[Saved entries]
____________

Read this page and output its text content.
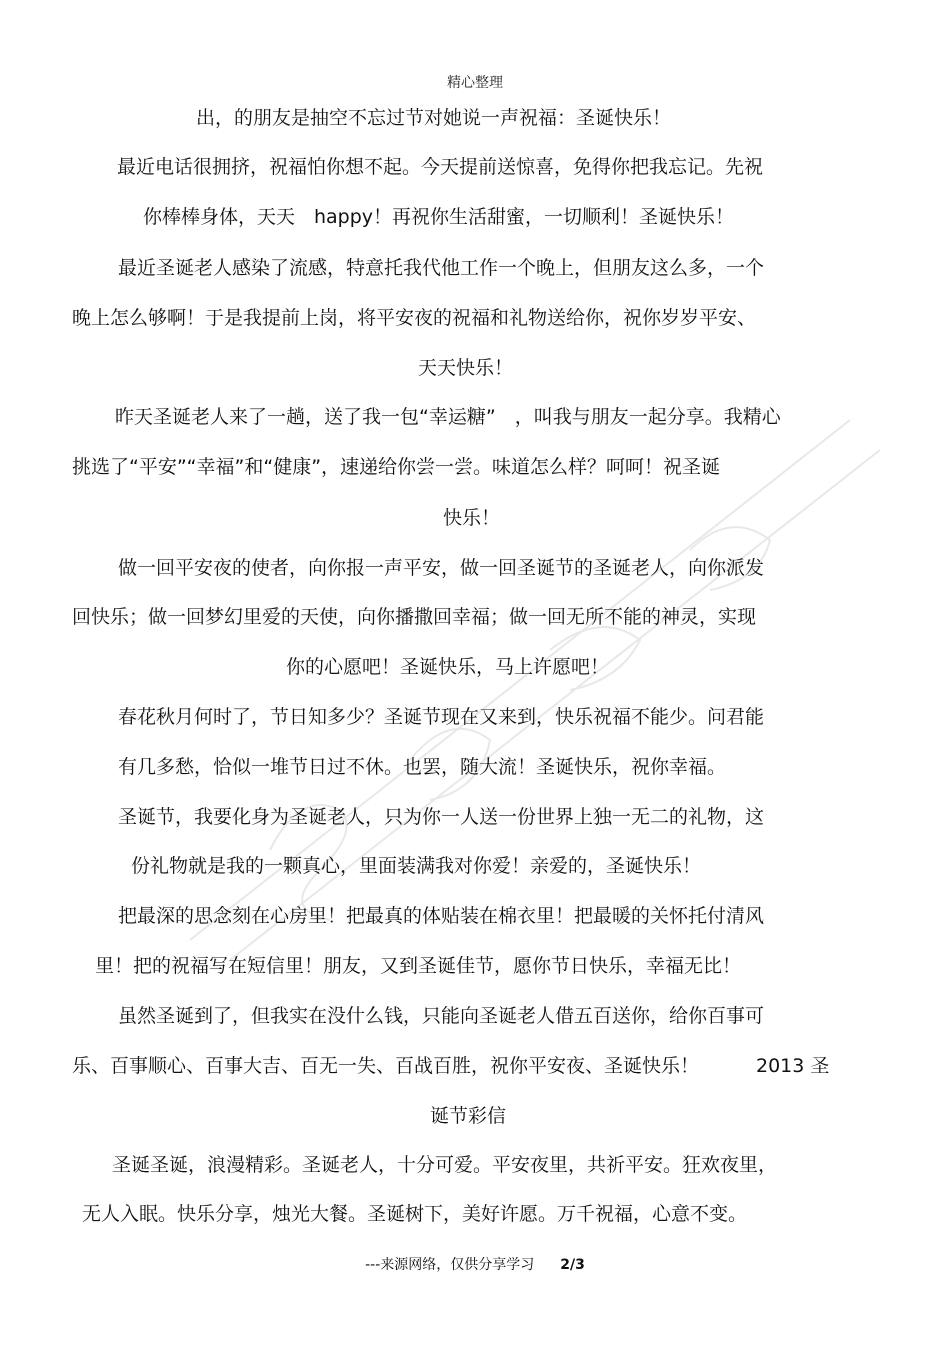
精心整理
出，的朋友是抽空不忘过节对她说一声祝福：圣诞快乐！
最近电话很拥挤，祝福怕你想不起。今天提前送惊喜，免得你把我忘记。先祝
你棒棒身体，天天　happy！再祝你生活甜蜜，一切顺利！圣诞快乐！
最近圣诞老人感染了流感，特意托我代他工作一个晚上，但朋友这么多，一个
晚上怎么够啊！于是我提前上岗，将平安夜的祝福和礼物送给你，祝你岁岁平安、
天天快乐！
昨天圣诞老人来了一趟，送了我一包“幸运糖”　，叫我与朋友一起分享。我精心
挑选了“平安”“幸福”和“健康”，速递给你尝一尝。味道怎么样？呵呵！祝圣诞
快乐！
做一回平安夜的使者，向你报一声平安，做一回圣诞节的圣诞老人，向你派发
回快乐；做一回梦幻里爱的天使，向你播撒回幸福；做一回无所不能的神灵，实现
你的心愿吧！圣诞快乐，马上许愿吧！
春花秋月何时了，节日知多少？圣诞节现在又来到，快乐祝福不能少。问君能
有几多愁，恰似一堆节日过不休。也罢，随大流！圣诞快乐，祝你幸福。
圣诞节，我要化身为圣诞老人，只为你一人送一份世界上独一无二的礼物，这
份礼物就是我的一颗真心，里面装满我对你爱！亲爱的，圣诞快乐！
把最深的思念刻在心房里！把最真的体贴装在棉衣里！把最暖的关怀托付清风
里！把的祝福写在短信里！朋友，又到圣诞佳节，愿你节日快乐，幸福无比！
虽然圣诞到了，但我实在没什么钱，只能向圣诞老人借五百送你，给你百事可
乐、百事顺心、百事大吉、百无一失、百战百胜，祝你平安夜、圣诞快乐！　　　2013 圣
诞节彩信
圣诞圣诞，浪漫精彩。圣诞老人，十分可爱。平安夜里，共祈平安。狂欢夜里，
无人入眠。快乐分享，烛光大餐。圣诞树下，美好许愿。万千祝福，心意不变。
---来源网络，仅供分享学习 2/3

____________

Task brief » Search the listing for the word "圣诞快乐". Copy every line in which it occurs.

Exercise solution »
出，的朋友是抽空不忘过节对她说一声祝福：圣诞快乐！
你棒棒身体，天天　happy！再祝你生活甜蜜，一切顺利！圣诞快乐！
你的心愿吧！圣诞快乐，马上许愿吧！
有几多愁，恰似一堆节日过不休。也罢，随大流！圣诞快乐，祝你幸福。
份礼物就是我的一颗真心，里面装满我对你爱！亲爱的，圣诞快乐！
乐、百事顺心、百事大吉、百无一失、百战百胜，祝你平安夜、圣诞快乐！　　　2013 圣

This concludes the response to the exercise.